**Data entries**

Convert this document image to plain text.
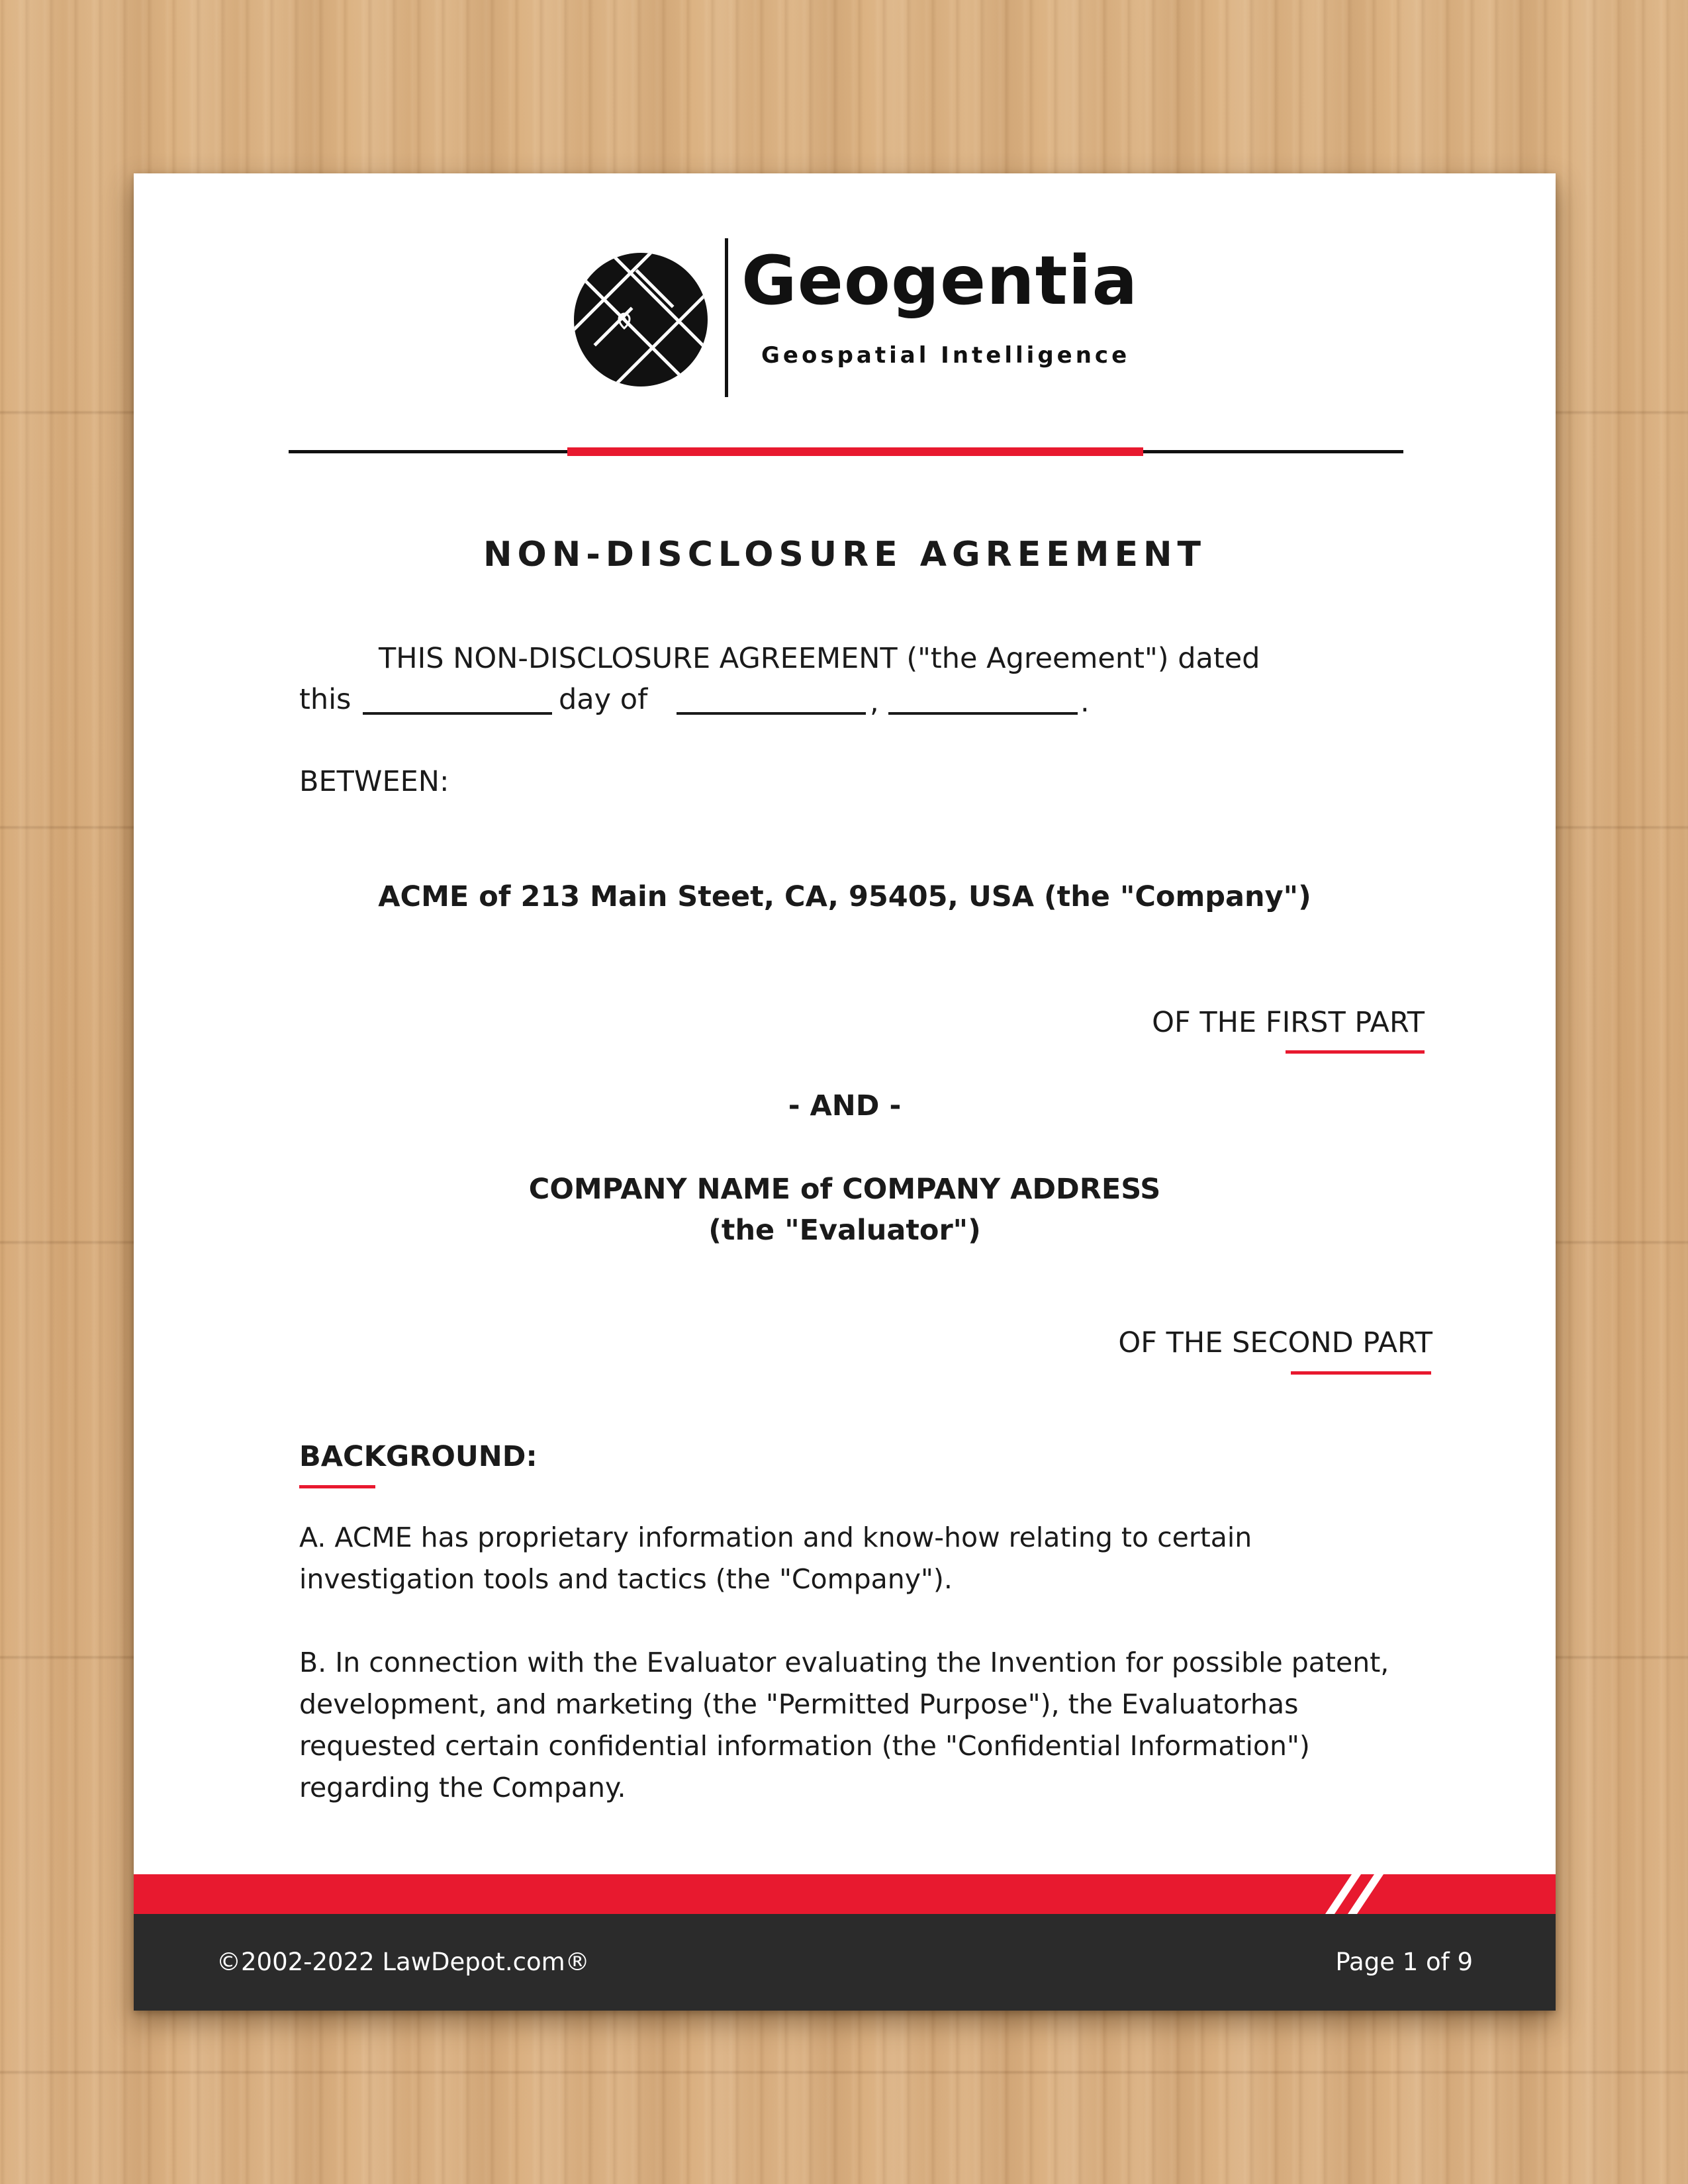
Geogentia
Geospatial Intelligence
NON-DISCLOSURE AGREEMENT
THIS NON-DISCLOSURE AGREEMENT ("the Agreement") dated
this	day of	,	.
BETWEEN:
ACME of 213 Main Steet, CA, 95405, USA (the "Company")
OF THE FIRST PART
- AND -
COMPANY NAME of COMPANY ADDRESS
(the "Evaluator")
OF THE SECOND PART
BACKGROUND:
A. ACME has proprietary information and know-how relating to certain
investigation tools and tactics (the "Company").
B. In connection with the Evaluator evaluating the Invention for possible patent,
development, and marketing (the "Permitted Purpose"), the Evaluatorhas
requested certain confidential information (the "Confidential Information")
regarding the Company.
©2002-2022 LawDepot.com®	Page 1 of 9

**YOUR TASK**
In your copy of the records, include no pictures; repeat everything else exactly.

**OUTPUT OF THE TASK**
Convert this document image to plain text.
Geogentia
Geospatial Intelligence
NON-DISCLOSURE AGREEMENT
THIS NON-DISCLOSURE AGREEMENT ("the Agreement") dated
this	day of	,	.
BETWEEN:
ACME of 213 Main Steet, CA, 95405, USA (the "Company")
OF THE FIRST PART
- AND -
COMPANY NAME of COMPANY ADDRESS
(the "Evaluator")
OF THE SECOND PART
BACKGROUND:
A. ACME has proprietary information and know-how relating to certain
investigation tools and tactics (the "Company").
B. In connection with the Evaluator evaluating the Invention for possible patent,
development, and marketing (the "Permitted Purpose"), the Evaluatorhas
requested certain confidential information (the "Confidential Information")
regarding the Company.
©2002-2022 LawDepot.com®	Page 1 of 9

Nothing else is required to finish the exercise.